--- Information supplied ---

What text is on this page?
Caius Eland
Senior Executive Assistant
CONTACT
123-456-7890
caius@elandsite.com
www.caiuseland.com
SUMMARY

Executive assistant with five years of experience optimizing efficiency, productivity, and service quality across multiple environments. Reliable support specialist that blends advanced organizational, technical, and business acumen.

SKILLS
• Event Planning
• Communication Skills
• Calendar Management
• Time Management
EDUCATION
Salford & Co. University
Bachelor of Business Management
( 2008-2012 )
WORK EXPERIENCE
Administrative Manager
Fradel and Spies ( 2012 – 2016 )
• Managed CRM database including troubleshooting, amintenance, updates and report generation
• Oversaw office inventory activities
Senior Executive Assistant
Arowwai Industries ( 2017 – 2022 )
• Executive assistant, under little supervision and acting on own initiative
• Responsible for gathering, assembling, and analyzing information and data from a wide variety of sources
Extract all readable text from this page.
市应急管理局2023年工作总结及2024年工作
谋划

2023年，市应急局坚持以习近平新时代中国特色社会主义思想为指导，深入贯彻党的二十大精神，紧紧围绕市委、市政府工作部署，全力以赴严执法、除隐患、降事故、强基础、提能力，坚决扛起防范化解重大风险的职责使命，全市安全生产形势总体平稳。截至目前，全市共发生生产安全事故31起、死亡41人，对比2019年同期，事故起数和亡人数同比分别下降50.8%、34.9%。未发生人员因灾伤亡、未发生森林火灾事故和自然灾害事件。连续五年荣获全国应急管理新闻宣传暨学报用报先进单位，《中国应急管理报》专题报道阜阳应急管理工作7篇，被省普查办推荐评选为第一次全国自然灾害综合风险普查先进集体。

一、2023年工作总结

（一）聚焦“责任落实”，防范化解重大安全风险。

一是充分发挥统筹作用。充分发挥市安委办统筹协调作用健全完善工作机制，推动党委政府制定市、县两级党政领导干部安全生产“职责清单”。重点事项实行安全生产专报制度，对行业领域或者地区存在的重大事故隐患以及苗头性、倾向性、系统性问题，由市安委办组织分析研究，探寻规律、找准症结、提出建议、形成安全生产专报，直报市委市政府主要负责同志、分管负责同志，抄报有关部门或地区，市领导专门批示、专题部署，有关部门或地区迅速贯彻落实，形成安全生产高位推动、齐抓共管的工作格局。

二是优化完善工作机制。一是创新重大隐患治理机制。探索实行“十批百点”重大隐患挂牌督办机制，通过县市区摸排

---

# Instructions to follow
Each line above that includes "text" counts once; state the total and nothing more.

# Written solution
2